# [Information shown]
========================
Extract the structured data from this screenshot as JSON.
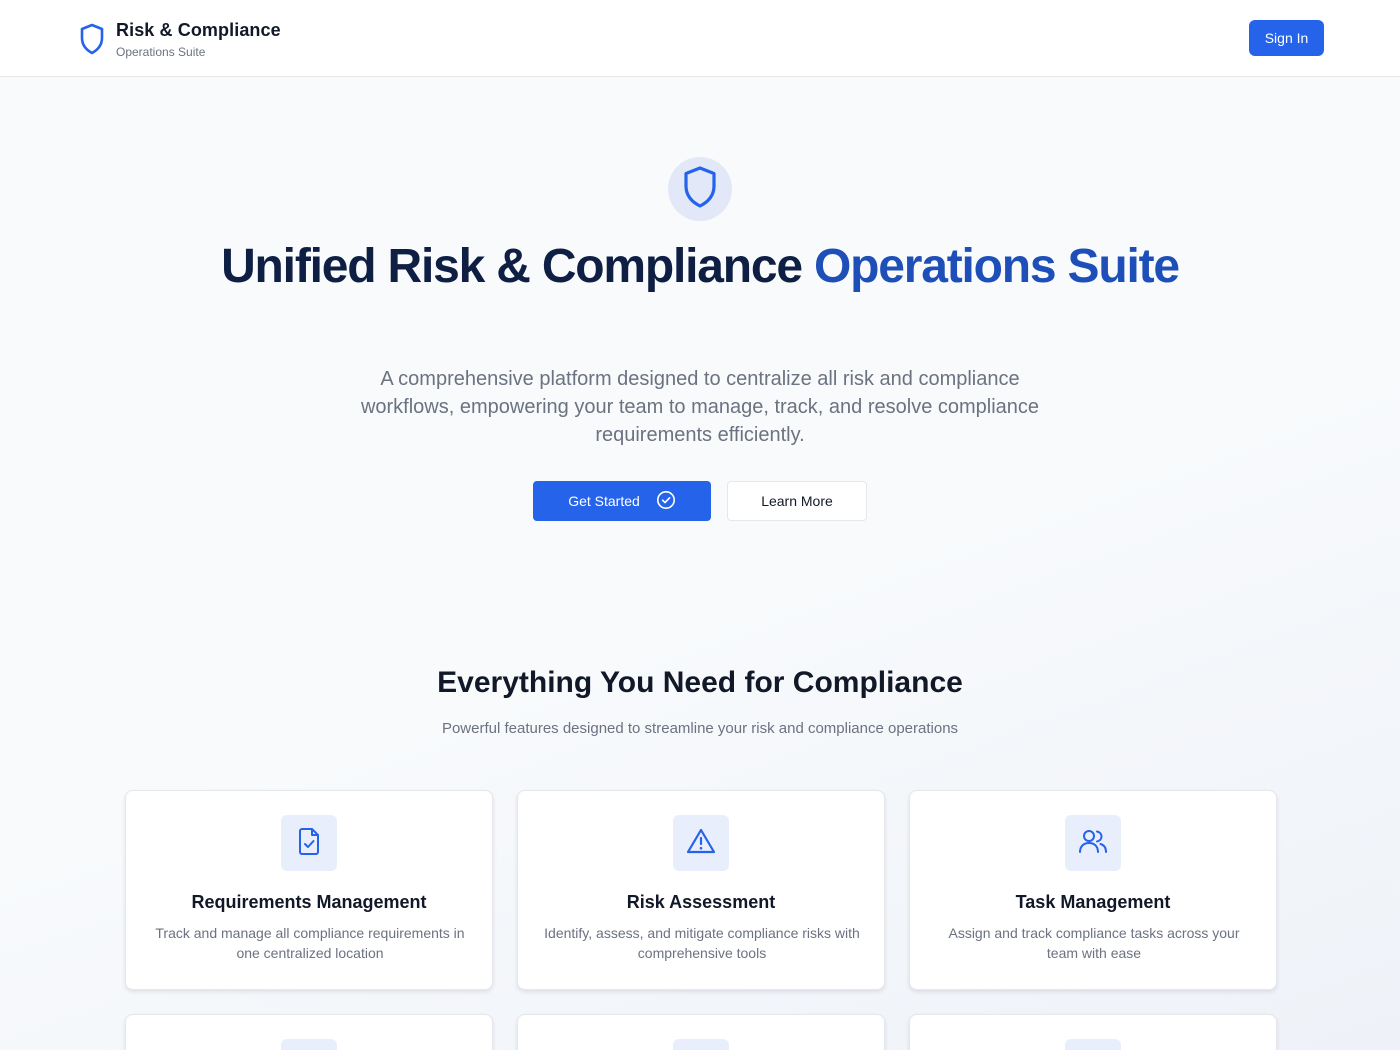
{
  "header": {
    "brand_title": "Risk & Compliance",
    "brand_subtitle": "Operations Suite",
    "brand_icon": "shield-icon",
    "signin_label": "Sign In"
  },
  "hero": {
    "badge_icon": "shield-icon",
    "title_part1": "Unified Risk & Compliance ",
    "title_part2": "Operations Suite",
    "description": "A comprehensive platform designed to centralize all risk and compliance workflows, empowering your team to manage, track, and resolve compliance requirements efficiently.",
    "primary_button": "Get Started",
    "primary_button_icon": "check-circle-icon",
    "secondary_button": "Learn More"
  },
  "features": {
    "title": "Everything You Need for Compliance",
    "subtitle": "Powerful features designed to streamline your risk and compliance operations",
    "cards": [
      {
        "icon": "document-check-icon",
        "title": "Requirements Management",
        "description": "Track and manage all compliance requirements in one centralized location"
      },
      {
        "icon": "warning-triangle-icon",
        "title": "Risk Assessment",
        "description": "Identify, assess, and mitigate compliance risks with comprehensive tools"
      },
      {
        "icon": "users-icon",
        "title": "Task Management",
        "description": "Assign and track compliance tasks across your team with ease"
      }
    ]
  },
  "colors": {
    "accent": "#2563eb",
    "title_dark": "#0f1f44",
    "title_accent": "#1e4fb8",
    "muted_text": "#6b7280",
    "icon_bg": "#e8eefb"
  }
}
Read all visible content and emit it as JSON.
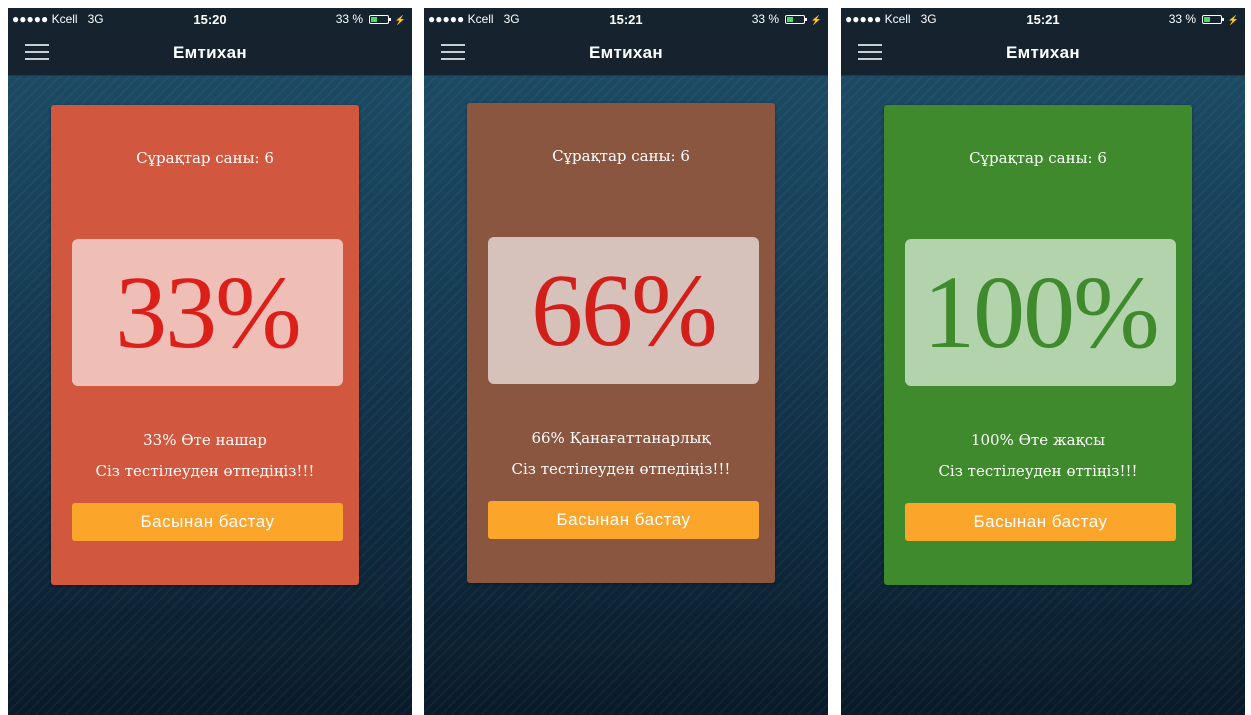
{
  "screens": [
    {
      "status": {
        "carrier": "●●●●● Kcell",
        "network": "3G",
        "time": "15:20",
        "battery": "33 %"
      },
      "nav": {
        "title": "Емтихан"
      },
      "card": {
        "question_count": "Сұрақтар саны: 6",
        "score": "33%",
        "result_line": "33% Өте нашар",
        "message": "Сіз тестілеуден өтпедіңіз!!!",
        "button": "Басынан бастау",
        "card_color": "#d2573f",
        "score_box_color": "#efbeb7",
        "score_color": "#dd1f1a"
      }
    },
    {
      "status": {
        "carrier": "●●●●● Kcell",
        "network": "3G",
        "time": "15:21",
        "battery": "33 %"
      },
      "nav": {
        "title": "Емтихан"
      },
      "card": {
        "question_count": "Сұрақтар саны: 6",
        "score": "66%",
        "result_line": "66% Қанағаттанарлық",
        "message": "Сіз тестілеуден өтпедіңіз!!!",
        "button": "Басынан бастау",
        "card_color": "#8b5640",
        "score_box_color": "#d6c1bb",
        "score_color": "#d31f1a"
      }
    },
    {
      "status": {
        "carrier": "●●●●● Kcell",
        "network": "3G",
        "time": "15:21",
        "battery": "33 %"
      },
      "nav": {
        "title": "Емтихан"
      },
      "card": {
        "question_count": "Сұрақтар саны: 6",
        "score": "100%",
        "result_line": "100% Өте жақсы",
        "message": "Сіз тестілеуден өттіңіз!!!",
        "button": "Басынан бастау",
        "card_color": "#3f8a2c",
        "score_box_color": "#b3d3ad",
        "score_color": "#3f8a2c"
      }
    }
  ]
}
========================
# [Given request]
Without the pictures, transcribe the listing above exactly.

# [The solution]
Extract the structured data from this screenshot as JSON.
{
  "header": {
    "brand_title": "Risk & Compliance",
    "brand_subtitle": "Operations Suite",
    "brand_icon": "shield-icon",
    "signin_label": "Sign In"
  },
  "hero": {
    "badge_icon": "shield-icon",
    "title_part1": "Unified Risk & Compliance ",
    "title_part2": "Operations Suite",
    "description": "A comprehensive platform designed to centralize all risk and compliance workflows, empowering your team to manage, track, and resolve compliance requirements efficiently.",
    "primary_button": "Get Started",
    "primary_button_icon": "check-circle-icon",
    "secondary_button": "Learn More"
  },
  "features": {
    "title": "Everything You Need for Compliance",
    "subtitle": "Powerful features designed to streamline your risk and compliance operations",
    "cards": [
      {
        "icon": "document-check-icon",
        "title": "Requirements Management",
        "description": "Track and manage all compliance requirements in one centralized location"
      },
      {
        "icon": "warning-triangle-icon",
        "title": "Risk Assessment",
        "description": "Identify, assess, and mitigate compliance risks with comprehensive tools"
      },
      {
        "icon": "users-icon",
        "title": "Task Management",
        "description": "Assign and track compliance tasks across your team with ease"
      }
    ]
  },
  "colors": {
    "accent": "#2563eb",
    "title_dark": "#0f1f44",
    "title_accent": "#1e4fb8",
    "muted_text": "#6b7280",
    "icon_bg": "#e8eefb"
  }
}
Read all visible content and emit it as JSON.
{
  "screens": [
    {
      "status": {
        "carrier": "●●●●● Kcell",
        "network": "3G",
        "time": "15:20",
        "battery": "33 %"
      },
      "nav": {
        "title": "Емтихан"
      },
      "card": {
        "question_count": "Сұрақтар саны: 6",
        "score": "33%",
        "result_line": "33% Өте нашар",
        "message": "Сіз тестілеуден өтпедіңіз!!!",
        "button": "Басынан бастау",
        "card_color": "#d2573f",
        "score_box_color": "#efbeb7",
        "score_color": "#dd1f1a"
      }
    },
    {
      "status": {
        "carrier": "●●●●● Kcell",
        "network": "3G",
        "time": "15:21",
        "battery": "33 %"
      },
      "nav": {
        "title": "Емтихан"
      },
      "card": {
        "question_count": "Сұрақтар саны: 6",
        "score": "66%",
        "result_line": "66% Қанағаттанарлық",
        "message": "Сіз тестілеуден өтпедіңіз!!!",
        "button": "Басынан бастау",
        "card_color": "#8b5640",
        "score_box_color": "#d6c1bb",
        "score_color": "#d31f1a"
      }
    },
    {
      "status": {
        "carrier": "●●●●● Kcell",
        "network": "3G",
        "time": "15:21",
        "battery": "33 %"
      },
      "nav": {
        "title": "Емтихан"
      },
      "card": {
        "question_count": "Сұрақтар саны: 6",
        "score": "100%",
        "result_line": "100% Өте жақсы",
        "message": "Сіз тестілеуден өттіңіз!!!",
        "button": "Басынан бастау",
        "card_color": "#3f8a2c",
        "score_box_color": "#b3d3ad",
        "score_color": "#3f8a2c"
      }
    }
  ]
}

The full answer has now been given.